Your instructions: Your task is to locate every line holding the string "image" and to copy each of them.

Records for this task:

........

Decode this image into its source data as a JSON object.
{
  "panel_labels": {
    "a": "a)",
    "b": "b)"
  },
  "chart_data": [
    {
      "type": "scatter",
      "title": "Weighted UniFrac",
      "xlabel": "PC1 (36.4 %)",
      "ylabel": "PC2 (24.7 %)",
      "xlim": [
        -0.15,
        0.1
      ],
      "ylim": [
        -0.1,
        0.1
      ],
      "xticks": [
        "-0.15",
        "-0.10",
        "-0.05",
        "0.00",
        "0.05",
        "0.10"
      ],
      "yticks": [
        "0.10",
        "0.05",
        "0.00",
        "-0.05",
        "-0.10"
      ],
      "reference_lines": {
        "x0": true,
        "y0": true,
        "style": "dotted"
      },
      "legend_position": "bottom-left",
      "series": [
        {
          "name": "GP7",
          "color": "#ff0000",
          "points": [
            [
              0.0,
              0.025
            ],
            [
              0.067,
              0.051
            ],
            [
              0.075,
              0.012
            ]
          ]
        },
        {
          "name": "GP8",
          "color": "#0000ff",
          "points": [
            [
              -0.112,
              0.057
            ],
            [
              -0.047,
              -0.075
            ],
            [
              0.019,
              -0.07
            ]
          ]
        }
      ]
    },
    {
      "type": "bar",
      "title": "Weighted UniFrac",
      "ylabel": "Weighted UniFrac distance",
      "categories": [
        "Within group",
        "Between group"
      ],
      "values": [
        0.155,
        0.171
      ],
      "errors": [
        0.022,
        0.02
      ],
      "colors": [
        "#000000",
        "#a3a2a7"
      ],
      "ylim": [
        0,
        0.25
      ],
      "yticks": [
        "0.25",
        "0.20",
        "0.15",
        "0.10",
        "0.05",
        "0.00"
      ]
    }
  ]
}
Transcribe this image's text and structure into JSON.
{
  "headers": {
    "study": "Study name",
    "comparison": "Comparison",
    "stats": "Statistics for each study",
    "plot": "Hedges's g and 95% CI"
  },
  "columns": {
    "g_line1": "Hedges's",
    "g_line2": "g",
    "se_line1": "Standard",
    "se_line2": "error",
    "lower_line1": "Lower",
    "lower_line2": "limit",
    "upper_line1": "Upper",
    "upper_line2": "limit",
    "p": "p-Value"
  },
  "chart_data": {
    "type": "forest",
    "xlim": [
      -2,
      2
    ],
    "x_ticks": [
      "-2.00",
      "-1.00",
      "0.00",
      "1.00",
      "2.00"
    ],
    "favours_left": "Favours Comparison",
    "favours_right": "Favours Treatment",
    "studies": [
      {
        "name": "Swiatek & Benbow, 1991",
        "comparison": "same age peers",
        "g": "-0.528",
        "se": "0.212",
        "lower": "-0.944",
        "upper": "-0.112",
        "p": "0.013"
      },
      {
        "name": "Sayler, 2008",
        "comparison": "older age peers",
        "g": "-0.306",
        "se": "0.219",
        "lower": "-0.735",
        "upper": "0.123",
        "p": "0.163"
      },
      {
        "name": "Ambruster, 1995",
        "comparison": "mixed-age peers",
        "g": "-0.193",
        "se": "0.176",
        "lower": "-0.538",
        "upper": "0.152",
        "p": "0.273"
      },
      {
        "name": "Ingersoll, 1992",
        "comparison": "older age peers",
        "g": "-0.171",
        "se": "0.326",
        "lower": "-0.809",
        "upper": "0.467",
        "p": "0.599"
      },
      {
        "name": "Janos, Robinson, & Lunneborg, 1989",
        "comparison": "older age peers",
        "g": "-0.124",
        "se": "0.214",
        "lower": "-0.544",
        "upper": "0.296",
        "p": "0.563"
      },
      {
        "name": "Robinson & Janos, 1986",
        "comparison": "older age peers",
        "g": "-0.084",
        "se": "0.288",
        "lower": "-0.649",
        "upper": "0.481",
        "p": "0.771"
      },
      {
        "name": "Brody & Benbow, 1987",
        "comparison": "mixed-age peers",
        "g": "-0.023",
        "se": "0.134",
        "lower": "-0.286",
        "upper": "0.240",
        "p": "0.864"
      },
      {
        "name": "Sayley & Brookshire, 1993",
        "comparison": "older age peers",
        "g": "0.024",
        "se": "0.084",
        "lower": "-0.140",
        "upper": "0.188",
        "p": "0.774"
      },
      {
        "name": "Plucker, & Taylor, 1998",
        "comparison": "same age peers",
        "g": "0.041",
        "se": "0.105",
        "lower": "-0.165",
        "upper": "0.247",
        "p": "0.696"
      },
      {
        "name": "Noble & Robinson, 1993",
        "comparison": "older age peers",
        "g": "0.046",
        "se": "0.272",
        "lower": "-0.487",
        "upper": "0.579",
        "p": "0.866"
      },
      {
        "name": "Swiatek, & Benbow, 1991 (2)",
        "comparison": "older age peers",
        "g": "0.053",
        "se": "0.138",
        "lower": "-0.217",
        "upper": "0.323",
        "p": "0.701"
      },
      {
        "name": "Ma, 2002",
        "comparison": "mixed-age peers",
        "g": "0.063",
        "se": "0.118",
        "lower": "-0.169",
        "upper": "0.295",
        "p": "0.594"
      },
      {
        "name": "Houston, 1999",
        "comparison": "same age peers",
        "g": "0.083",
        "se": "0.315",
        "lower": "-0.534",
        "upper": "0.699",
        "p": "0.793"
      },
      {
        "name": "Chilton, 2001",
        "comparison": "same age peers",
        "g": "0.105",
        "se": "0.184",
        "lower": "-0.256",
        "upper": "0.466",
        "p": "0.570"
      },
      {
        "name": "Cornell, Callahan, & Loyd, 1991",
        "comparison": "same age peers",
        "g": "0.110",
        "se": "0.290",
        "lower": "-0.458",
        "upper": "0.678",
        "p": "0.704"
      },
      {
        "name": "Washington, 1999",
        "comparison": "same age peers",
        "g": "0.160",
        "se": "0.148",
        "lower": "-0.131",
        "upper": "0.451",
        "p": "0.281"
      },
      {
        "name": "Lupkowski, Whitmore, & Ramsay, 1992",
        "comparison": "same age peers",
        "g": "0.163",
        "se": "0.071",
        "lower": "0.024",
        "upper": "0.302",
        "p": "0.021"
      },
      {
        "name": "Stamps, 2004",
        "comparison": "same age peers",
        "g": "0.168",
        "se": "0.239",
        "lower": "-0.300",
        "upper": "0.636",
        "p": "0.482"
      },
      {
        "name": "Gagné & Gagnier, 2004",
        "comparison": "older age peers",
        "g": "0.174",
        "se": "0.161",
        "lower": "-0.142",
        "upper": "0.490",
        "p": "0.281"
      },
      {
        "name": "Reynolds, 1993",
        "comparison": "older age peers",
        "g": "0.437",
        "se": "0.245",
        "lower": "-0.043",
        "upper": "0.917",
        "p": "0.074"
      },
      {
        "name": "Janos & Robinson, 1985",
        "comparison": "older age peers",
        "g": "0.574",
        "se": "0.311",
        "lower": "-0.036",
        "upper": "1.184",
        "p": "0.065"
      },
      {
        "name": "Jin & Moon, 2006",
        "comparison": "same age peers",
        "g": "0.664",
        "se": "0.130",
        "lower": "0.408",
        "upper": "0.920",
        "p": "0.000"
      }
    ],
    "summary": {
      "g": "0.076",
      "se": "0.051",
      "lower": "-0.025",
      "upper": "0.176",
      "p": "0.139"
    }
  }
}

........

Exercise solution:
Decode this image into its source data as a JSON object.
Transcribe this image's text and structure into JSON.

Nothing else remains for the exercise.